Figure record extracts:

- - - - -

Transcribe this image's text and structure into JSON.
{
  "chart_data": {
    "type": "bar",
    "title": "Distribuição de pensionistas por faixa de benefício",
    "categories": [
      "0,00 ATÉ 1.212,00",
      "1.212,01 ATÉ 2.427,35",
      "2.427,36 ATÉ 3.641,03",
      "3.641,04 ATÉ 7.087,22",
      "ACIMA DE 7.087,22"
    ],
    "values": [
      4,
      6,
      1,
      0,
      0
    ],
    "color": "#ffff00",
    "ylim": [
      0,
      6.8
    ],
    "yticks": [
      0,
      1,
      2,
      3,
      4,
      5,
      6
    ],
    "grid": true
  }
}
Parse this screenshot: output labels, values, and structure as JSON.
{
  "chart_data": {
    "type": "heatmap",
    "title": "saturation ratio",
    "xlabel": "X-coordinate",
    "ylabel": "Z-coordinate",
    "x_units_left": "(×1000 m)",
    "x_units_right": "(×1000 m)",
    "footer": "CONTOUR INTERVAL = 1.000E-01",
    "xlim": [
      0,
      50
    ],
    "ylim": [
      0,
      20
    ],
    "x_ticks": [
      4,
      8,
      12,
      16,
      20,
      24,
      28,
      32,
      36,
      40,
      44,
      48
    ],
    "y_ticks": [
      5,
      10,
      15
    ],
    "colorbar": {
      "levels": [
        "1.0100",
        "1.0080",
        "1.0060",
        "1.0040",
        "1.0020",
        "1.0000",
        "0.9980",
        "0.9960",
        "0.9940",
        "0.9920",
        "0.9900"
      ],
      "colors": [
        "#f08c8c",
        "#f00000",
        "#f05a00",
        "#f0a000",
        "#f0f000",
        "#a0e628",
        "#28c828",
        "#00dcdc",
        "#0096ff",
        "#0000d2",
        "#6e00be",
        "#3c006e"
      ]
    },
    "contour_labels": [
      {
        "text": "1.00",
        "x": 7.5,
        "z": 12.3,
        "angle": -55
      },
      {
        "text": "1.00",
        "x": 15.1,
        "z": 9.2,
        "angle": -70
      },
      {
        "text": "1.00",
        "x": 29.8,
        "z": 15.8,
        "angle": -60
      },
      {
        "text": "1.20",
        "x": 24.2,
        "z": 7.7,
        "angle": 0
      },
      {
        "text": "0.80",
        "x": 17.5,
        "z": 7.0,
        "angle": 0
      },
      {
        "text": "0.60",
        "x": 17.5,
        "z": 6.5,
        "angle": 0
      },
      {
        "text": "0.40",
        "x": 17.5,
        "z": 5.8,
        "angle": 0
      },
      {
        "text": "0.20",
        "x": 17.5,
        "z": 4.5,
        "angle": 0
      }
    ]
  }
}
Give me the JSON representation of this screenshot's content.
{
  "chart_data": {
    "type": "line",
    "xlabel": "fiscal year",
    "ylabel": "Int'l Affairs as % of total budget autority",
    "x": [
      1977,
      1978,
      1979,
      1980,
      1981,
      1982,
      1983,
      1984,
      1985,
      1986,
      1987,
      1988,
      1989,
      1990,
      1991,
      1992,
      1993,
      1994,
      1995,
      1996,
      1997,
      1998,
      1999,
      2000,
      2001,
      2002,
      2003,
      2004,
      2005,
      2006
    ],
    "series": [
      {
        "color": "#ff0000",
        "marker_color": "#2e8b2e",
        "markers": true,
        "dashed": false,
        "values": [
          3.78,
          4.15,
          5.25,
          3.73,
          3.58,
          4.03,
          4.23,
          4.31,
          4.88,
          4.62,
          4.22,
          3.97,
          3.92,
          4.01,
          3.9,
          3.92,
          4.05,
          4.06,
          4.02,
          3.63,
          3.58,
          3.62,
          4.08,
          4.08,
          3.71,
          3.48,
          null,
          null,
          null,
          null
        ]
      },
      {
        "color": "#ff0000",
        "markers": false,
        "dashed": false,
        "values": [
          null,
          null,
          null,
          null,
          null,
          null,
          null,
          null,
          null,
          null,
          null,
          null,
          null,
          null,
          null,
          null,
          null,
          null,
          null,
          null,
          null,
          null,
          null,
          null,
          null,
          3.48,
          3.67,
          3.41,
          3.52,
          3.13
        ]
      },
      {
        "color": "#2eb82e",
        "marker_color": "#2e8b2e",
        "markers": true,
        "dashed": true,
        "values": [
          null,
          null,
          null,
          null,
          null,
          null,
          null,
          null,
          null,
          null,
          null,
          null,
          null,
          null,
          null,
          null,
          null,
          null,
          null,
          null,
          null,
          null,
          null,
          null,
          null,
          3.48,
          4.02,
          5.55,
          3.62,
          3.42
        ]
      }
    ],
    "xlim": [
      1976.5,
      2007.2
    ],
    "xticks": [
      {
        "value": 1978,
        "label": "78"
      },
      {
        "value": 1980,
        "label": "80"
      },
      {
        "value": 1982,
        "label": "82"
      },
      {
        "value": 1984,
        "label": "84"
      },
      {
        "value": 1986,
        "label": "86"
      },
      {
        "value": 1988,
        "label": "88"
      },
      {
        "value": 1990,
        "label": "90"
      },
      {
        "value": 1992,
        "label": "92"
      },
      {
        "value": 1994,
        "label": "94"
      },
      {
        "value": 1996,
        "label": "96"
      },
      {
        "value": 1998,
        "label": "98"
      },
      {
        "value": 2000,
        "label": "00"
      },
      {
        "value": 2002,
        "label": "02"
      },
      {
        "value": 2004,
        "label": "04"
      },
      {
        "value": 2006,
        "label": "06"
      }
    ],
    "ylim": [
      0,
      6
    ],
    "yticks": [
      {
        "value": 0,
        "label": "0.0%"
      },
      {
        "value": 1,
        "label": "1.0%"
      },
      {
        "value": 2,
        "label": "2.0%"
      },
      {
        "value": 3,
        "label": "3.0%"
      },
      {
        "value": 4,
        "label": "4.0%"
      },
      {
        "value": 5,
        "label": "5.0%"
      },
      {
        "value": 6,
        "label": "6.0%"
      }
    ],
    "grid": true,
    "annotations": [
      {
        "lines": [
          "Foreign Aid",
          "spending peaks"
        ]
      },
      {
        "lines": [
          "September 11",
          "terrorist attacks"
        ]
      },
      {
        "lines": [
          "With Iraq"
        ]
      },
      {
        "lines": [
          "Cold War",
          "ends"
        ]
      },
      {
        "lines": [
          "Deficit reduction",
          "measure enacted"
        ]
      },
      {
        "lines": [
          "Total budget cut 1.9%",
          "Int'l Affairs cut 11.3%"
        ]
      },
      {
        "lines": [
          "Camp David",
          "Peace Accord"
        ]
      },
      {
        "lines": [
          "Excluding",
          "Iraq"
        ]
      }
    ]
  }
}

- - - - -

**BRIEF:** Return each line among the entries that holds the word "structure".

**SOLUTION TO THE PROBLEM:**
Transcribe this image's text and structure into JSON.
Parse this screenshot: output labels, values, and structure as JSON.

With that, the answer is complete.